[Task list]
A: In the blog post on Access 2007, how long has the writer used the routine that updates date fields when a follow-up date is posted?
B: For each statement, say whether it agrees with the blog post on Access 2007, and quote the deciding words: (i) The routine gives the background a color showing whether the date is in the future or the past. (ii) The writer is fond of using On Error. (iii) VBA offers a built-in function for testing whether a file exists.
C: Continue the blog post on Access 2007 from the point where it stops.

Friday, September 15, 2006

BeTTR Compatibility

I have installed the Beta Two Technical Refresh, and this morning fired up my contacts database in Access2007.

I am suddenly confronted with problems.

In fairness I must confess that my Access VBA skills are not as good as yours.

There may well be serious deficiencies in my code that have escaped notice until now, but today I am receiving warnings that were not in effect yesterday. The difference is that today I am running not the Beta2, but the patched version - BTTR.

For over a year (Access 2000 and on) I have used a routine that updates various date fields when I post a follow-up date into the future. The background receives a colour showing whether the date is in the future or the past.

Today Access 2007 tells me that it can't find the field, but clearly the View Immediate tells me that it can find the field.

The problem possibly lies in the "#Name?" value that has crept in there. Perhaps earlier versions of Access didn't mind that value, or perhaps earlier versions didn't produce that value. Please see "my Access VBA skills" above.

In desperation, I resort to On Error Resume Next.

Desperation because I'm scheduled to make telephone calls right now, not learn VBA programming (see? I'm no different from you; I have a job to do).

I hate On Error with a passion. To me it indicates one of three things:

Lack of professionalism in the programmer (that is my case here; I'm not yet prepared to work out why I'm getting a "Name?" value).

Lack of planning in the programmer (that is my case here; I had not planned for an event such as faulty input data, or whatever it is that triggers this data).

Poor design in the product. I know that a good workman never blames his tools, but VBA provides no intrinsic function for testing a file's existence, or whether a project is password-protected, so we all resort to the trick of trying to do something and returning a trapped error if it fails.

Then it crops up again.

This time on a null field.

I'll swear I had no problem with this yesterday.

I could be wrong.

You knew this was going to happen.

[Information supplied]
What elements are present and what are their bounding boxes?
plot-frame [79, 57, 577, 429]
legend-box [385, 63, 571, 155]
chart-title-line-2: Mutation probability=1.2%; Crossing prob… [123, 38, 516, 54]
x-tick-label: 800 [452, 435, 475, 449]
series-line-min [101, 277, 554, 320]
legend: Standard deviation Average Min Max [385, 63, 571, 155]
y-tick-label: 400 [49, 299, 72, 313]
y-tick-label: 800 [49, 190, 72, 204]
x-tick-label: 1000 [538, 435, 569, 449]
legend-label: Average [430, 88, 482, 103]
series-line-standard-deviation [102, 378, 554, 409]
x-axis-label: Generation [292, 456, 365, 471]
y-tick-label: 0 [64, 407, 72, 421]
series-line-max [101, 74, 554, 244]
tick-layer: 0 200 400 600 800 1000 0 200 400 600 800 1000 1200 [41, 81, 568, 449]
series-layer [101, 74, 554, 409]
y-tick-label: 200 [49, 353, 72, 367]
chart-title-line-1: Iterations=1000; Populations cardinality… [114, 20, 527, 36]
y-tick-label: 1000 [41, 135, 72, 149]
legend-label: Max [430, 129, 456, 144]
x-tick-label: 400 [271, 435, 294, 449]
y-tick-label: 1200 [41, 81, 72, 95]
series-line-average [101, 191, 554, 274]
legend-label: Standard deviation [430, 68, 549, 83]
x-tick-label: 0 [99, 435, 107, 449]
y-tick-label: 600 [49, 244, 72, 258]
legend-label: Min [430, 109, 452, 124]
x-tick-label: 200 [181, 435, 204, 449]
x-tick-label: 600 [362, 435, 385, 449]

[Set of answers]
A: For over a year, from Access 2000 on.

B:
(i) Yes: "The background receives a colour showing whether the date is in the future or the past."
(ii) No: "I hate On Error with a passion."
(iii) No: "VBA provides no intrinsic function for testing a file's existence"

C:
On Error resume Next and a cheap'n'nasty Word macro, and we are back in business.

Baling Twine. We need more baling twine.

Sunday, September 10, 2006

Version Compatibility

I have been engaged in a mild debate over at Woody's Lounge regarding the various versions of Word. My incoming task was to obtain the most recently used file list for each and every version of Word from Office 2007 through Office 2007.

MRUse in its initial incarnation made use of the application object, its Recent Files list. That approach does not work when several versions of the application exist.

Dim xlApp As Excel.Application
Set xlApp = CreateObject("Excel.Application") ' gets me 9.0, but I want all!
Dim lng As Long
For lng = 1 To xlApp.RecentFiles.Count
Dim strFullName As String
strFullName = xlApp.RecentFiles(lng).Path


The code snippet above will always grab Excel 9.0's recent files if Excel 9.0 was the latest version (of 8.0, 9.0, 10.0, 11.0 and 12.0) to be loaded and used.

I need dive into the registry now, and that is what I do.

Dim lng As Long
For lng = lngLow To lngHigh
Dim strValue As String
strValue = strWeTrim(QueryValue(HKEY_CURRENT_USER, _
strKey, strValuePrefix & Trim(Str(lng))))


The debate does not quite rage, but if it did, it would rage over the issue of whether or not one can successfully run four versions of Office under a single operating system (Windows XP) on a single partition single-boot system.

Yes you can! I am doing just that.

I have a 2GB RAM 100GB drive laptop with Windows XP professional, and licensed copies of Office 97, Office 2000, Office 2003 and Office 2007 beta, installed in that sequence.

I can load a copy of each version of Word and thus have four versions of Word running on the machine.

Each version of Word uses the same default file locations for documents, Startup folder and so on, so each version of word exhibits and permits use of the applications (Under, Trail, Indxr and so on) that I have developed in Word VBA for end-users of Word.

The only annoyances I have spotted so far are:

From time to time Office 2000 or Office 2003 whips out its flashlight and looks for something. I think it thinks it is "repairing" the registry because a different version of Office has just "repaired" it back to its own devices.

From time to time my Toolbars Best Fit macro doesn't. I will look into this. I suspect it will be found as a programming error on my part.


Apart from that, I can't see any major conflict that faces me, as a developer of VBA applications in multiple versions of Office.